— EXERCISE PROMPT —
Pick out every line holding the string "text" and copy it.

— INFORMATION GIVEN —
++++++++++

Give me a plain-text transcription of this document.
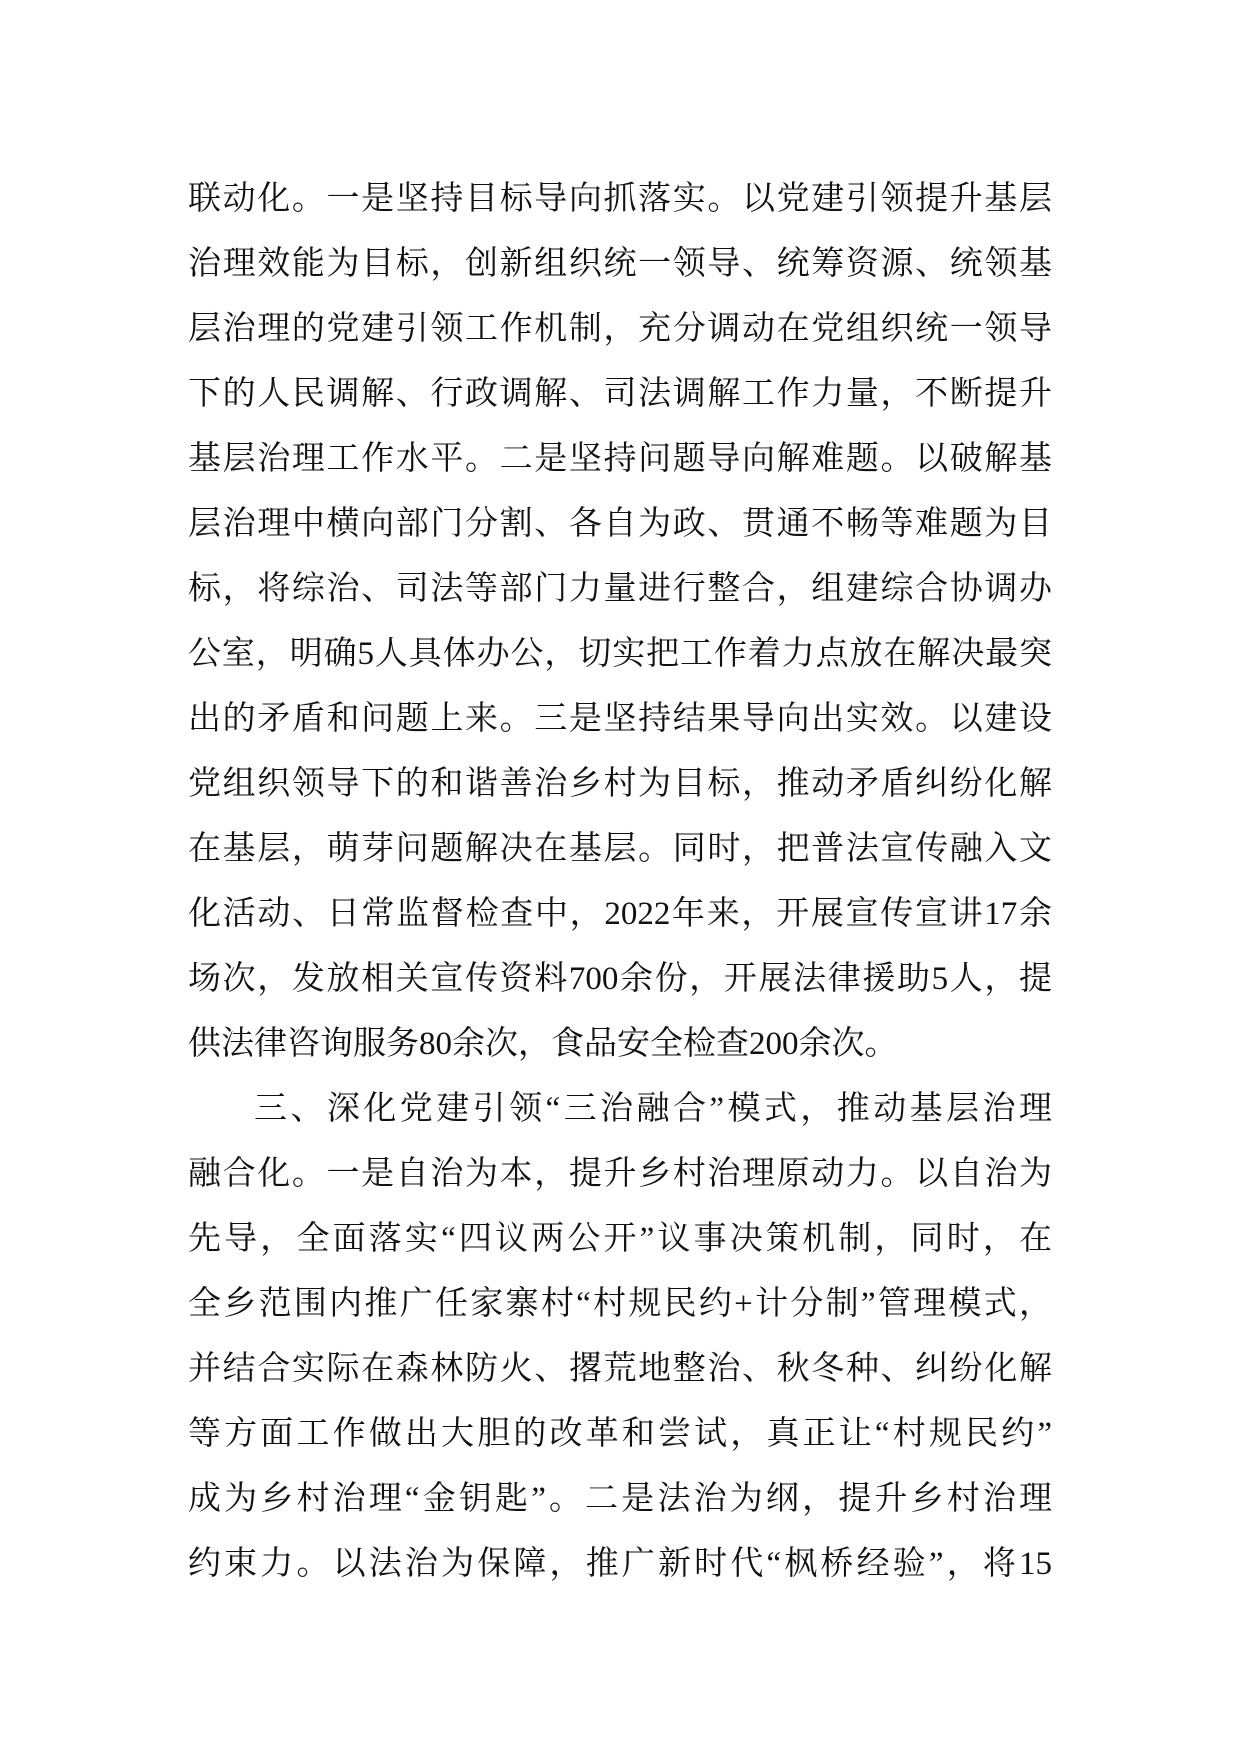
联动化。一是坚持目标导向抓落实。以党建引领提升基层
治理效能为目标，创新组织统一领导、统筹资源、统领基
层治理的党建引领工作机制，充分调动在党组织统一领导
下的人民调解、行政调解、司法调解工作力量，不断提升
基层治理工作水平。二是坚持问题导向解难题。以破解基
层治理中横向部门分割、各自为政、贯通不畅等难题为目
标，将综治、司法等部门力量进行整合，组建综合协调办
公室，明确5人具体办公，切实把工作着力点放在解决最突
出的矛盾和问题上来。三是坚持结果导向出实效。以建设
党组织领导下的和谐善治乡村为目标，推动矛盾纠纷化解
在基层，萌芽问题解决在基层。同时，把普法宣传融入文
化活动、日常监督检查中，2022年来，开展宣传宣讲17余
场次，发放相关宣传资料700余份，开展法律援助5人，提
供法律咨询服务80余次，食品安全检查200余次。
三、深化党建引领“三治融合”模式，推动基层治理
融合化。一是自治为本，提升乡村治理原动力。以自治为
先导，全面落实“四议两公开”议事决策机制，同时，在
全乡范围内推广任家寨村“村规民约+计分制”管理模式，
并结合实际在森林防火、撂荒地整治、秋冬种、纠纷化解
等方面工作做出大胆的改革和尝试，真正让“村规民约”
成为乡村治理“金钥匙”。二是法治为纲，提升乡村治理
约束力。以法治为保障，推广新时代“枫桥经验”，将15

++++++++++

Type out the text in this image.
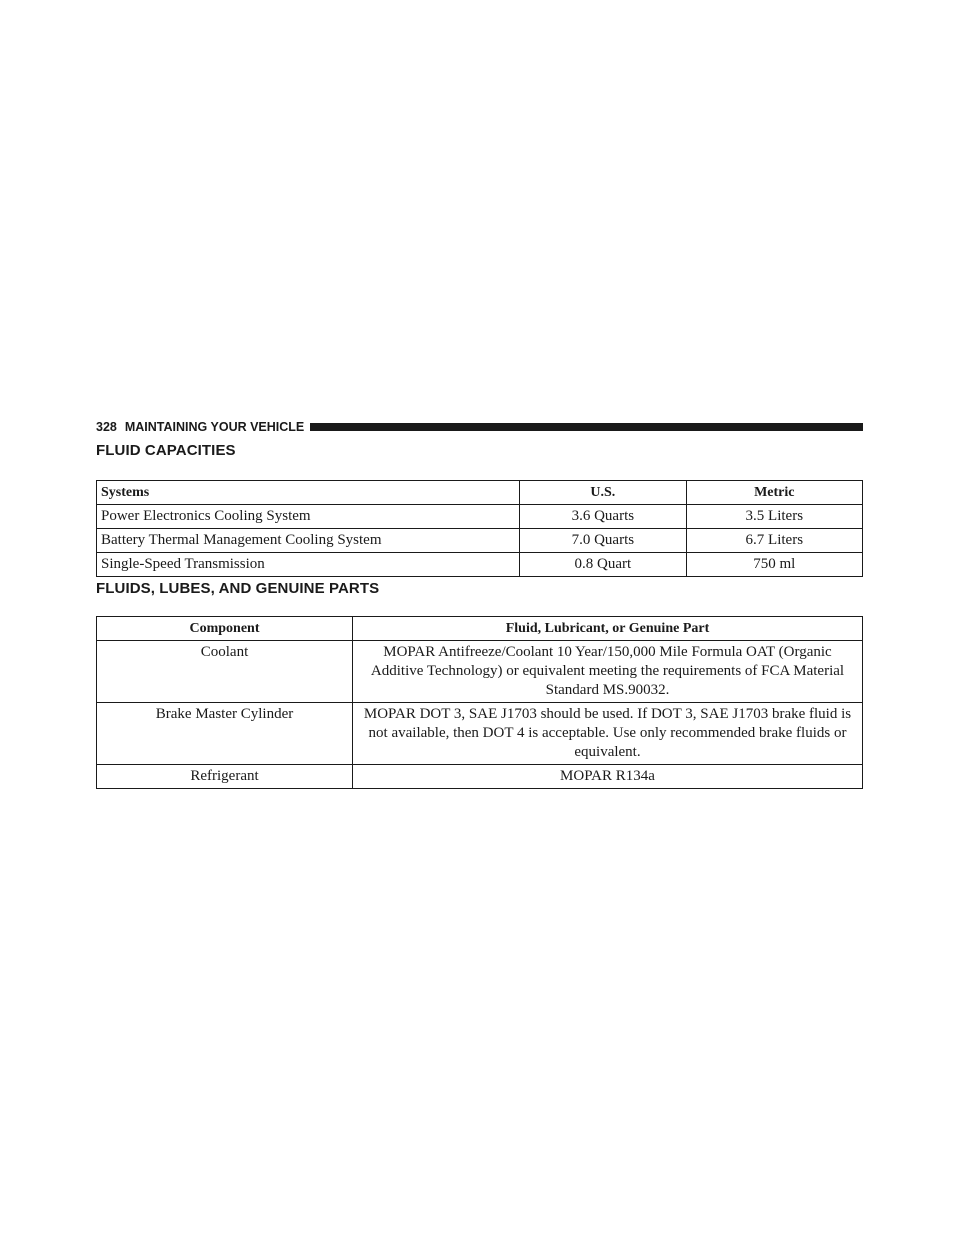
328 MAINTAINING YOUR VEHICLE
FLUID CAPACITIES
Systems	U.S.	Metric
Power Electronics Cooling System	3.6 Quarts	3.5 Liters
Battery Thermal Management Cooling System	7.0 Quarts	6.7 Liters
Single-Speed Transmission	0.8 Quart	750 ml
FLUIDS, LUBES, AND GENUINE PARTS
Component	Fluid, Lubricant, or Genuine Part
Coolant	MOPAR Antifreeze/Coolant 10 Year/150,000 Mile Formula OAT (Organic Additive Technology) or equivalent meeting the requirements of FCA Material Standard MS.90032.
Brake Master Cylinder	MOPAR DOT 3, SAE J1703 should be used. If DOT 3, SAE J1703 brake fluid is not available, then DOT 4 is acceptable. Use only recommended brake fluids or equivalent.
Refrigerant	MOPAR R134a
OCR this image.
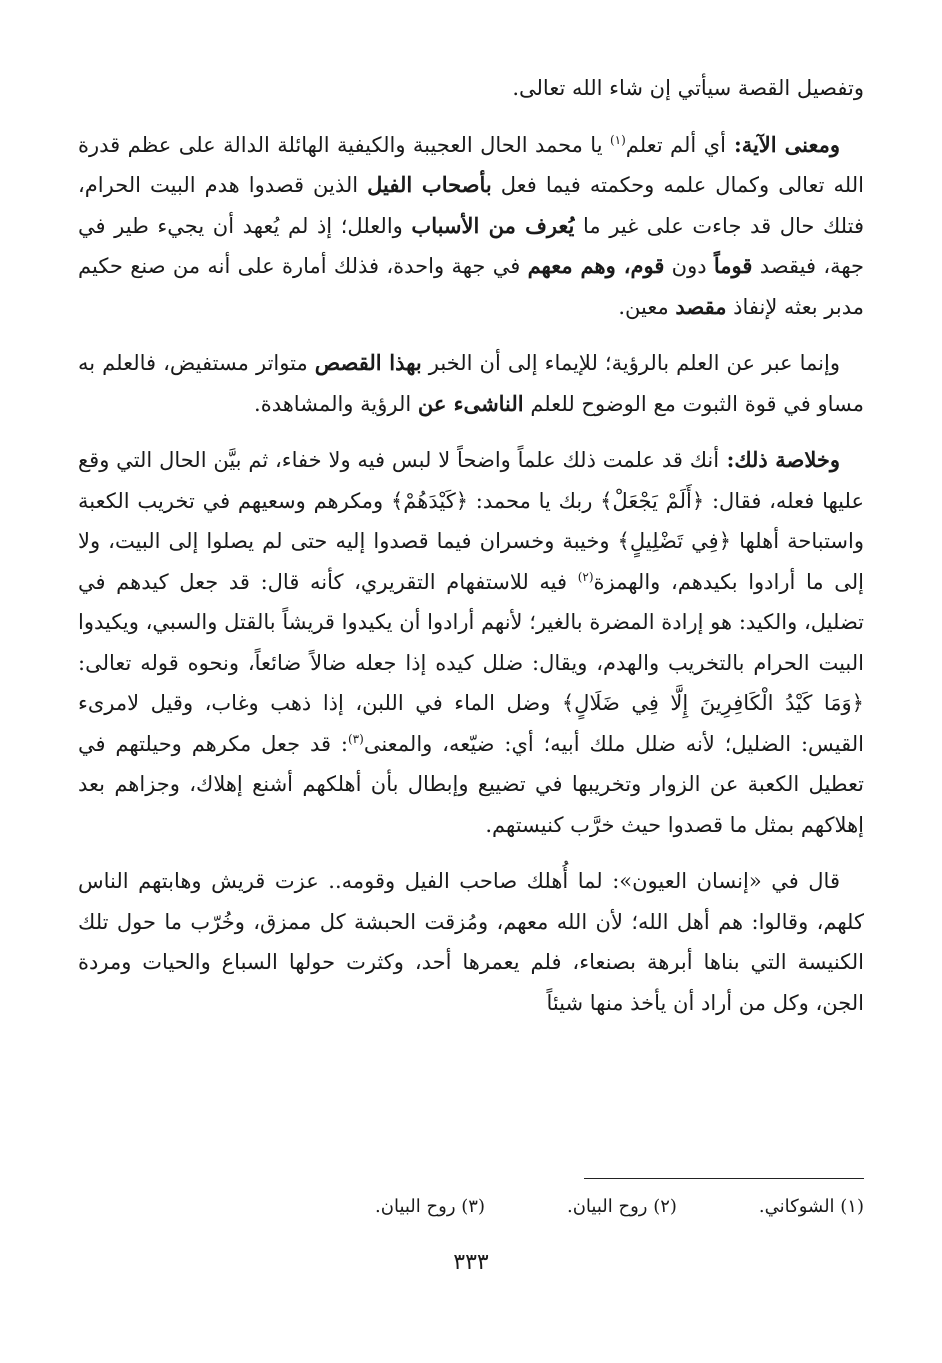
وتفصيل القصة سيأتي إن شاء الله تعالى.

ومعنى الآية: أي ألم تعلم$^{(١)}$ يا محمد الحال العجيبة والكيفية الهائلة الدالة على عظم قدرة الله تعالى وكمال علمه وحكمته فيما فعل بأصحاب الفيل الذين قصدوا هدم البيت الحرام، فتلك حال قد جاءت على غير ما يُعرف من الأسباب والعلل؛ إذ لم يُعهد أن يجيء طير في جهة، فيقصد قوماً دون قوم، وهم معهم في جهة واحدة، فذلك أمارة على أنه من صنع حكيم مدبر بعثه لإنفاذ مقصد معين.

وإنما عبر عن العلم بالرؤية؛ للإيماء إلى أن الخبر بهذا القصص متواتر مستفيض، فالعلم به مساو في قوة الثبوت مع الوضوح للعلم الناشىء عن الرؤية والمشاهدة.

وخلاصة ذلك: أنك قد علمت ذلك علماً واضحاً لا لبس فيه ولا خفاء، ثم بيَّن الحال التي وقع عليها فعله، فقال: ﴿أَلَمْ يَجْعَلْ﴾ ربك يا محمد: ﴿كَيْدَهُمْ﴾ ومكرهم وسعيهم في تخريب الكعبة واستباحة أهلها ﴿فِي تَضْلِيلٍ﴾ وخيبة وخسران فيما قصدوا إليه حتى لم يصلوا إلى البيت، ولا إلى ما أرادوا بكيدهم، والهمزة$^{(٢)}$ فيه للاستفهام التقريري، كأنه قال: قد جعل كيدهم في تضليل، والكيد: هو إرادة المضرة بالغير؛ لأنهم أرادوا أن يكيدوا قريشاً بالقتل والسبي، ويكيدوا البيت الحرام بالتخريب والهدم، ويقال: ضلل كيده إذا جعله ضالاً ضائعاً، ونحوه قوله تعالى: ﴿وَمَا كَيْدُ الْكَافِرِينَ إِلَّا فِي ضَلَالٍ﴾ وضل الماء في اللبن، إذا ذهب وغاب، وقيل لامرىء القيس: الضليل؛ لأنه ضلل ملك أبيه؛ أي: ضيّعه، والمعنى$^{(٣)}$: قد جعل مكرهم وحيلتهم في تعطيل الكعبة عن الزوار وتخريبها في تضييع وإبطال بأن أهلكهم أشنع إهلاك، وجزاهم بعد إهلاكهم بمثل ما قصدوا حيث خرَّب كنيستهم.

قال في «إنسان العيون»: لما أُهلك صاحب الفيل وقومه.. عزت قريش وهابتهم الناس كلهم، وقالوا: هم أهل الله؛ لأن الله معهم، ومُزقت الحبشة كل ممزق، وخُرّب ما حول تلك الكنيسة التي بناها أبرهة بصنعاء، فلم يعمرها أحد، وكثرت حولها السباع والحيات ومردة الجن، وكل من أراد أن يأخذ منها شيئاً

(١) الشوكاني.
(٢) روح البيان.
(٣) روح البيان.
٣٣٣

++++++++++

— CORRECT OUTPUT —
Give me a plain-text transcription of this document.
Type out the text in this image.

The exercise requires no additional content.